#### Texto de lectura ####

Señor, te pido esta unidad unido a tu corazón. Lo haré ahora con palabras de san
Josemaría Escrivá: “¡Con qué acentos maravillosos ha hablado Nuestro Seor de
esta doctrina! Multiplica las palabras y las imágenes, para que lo entendamos, para
que quede grabada en nuestra alma esa pasión por la unidad. Yo soy la verdadera
vid y mi Padre es el labrador. Todo sarmiento que en mí no lleva fruto, lo cortará; y
a todo aquel que diere fruto, lo podará para que dé más fruto... Permaneced en mí,
que yo permaneceré en vosotros. Al modo que el sarmiento no puede de suyo
producir fruto si no está unido con la vid, así tampoco vosotros, si no estáis unidos
conmigo. Yo soy la vid, vosotros los sarmientos; quien está unido conmigo y
yo con él, ése da mucho fruto, porque sin mí nada podéis hacer (Jn 15, 1-5).
¿No veis cómo los que se separan de la Iglesia, a veces estando llenos de
frondosidad, no tardan en secarse y sus mismos frutos se convierten en gusanera
viviente? Amad a la Iglesia Santa, Apostólica, Romana, ¡Una! Porque, como escribe
San Cipriano, quien recoge en otra parte, fuera de la Iglesia, disipa la Iglesia de
Cristo (san Cipriano). Y San Juan Crisóstomo insiste: no te separes de la Iglesia.

#### Datos proporcionados ####

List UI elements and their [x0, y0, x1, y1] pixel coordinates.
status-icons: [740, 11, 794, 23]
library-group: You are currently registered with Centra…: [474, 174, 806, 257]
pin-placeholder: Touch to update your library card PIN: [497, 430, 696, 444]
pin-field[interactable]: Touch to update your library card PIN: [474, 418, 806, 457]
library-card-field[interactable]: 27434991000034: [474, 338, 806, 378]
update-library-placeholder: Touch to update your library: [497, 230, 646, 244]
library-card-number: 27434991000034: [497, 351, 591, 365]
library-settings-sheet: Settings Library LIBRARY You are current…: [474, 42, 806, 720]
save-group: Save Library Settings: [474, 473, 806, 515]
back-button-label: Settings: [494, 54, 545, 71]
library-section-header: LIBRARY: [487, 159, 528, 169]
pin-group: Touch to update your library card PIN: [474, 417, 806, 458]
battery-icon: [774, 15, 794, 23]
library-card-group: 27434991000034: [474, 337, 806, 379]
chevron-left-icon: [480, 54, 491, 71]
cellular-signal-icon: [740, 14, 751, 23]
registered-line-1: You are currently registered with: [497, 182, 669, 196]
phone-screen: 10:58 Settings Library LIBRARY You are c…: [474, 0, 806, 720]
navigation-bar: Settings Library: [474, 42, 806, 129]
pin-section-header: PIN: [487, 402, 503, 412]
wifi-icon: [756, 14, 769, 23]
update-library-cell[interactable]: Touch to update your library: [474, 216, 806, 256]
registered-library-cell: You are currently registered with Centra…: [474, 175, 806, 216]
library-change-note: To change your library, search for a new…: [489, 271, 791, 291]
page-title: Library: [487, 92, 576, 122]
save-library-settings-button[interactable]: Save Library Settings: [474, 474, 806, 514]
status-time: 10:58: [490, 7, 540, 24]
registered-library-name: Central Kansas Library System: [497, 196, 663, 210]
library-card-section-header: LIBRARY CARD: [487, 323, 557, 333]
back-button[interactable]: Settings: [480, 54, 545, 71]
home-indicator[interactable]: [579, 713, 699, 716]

####

**Tareas**
#1 Indica si cada afirmación concuerda con el texto sobre la unidad con la Iglesia y responde sí o no, citando literalmente las palabras del texto que lo deciden: (a) El texto remite al capítulo 15 del Evangelio de Juan. (b) Según el texto, el Padre es la vid. (c) El texto atribuye a san Juan Crisóstomo la advertencia de no separarse de la Iglesia.
#2 En el texto sobre la unidad con la Iglesia, ¿con palabras de qué santo se formula la petición de unidad?
#3 Continúa, por favor, el texto sobre la unidad con la Iglesia a partir de su última oración.

**Resultados**
#1
(a) Sí: "(Jn 15, 1-5)".
(b) No: "Yo soy la verdadera vid y mi Padre es el labrador."
(c) Sí: "Y San Juan Crisóstomo insiste: no te separes de la Iglesia."

#2 Con palabras de san Josemaría Escrivá.

#3
Nada es más fuerte que la Iglesia. Tu esperanza es la Iglesia; tu salud es la Iglesia;
tu refugio es la Iglesia. Es más alta que el cielo y más ancha que la tierra; no
envejece jamás, su vigor es eterno.
Defender la unidad de la Iglesia se traduce en vivir muy unidos a Jesucristo, que es
nuestra vid. ¿Cómo? Aumentando nuestra fidelidad al Magisterio perenne de la
Iglesia: pues no fue prometido a los sucesores de Pedro el Espíritu Santo para que
por revelación suya manifestaran una nueva doctrina, sino para que, con su
asistencia, santamente custodiaran y fielmente expusieran la revelación transmitida
por los Apóstoles o depósito de la fe. Así conservaremos la unidad: venerando a
esta Madre Nuestra sin mancha; amando al Romano Pontífice”.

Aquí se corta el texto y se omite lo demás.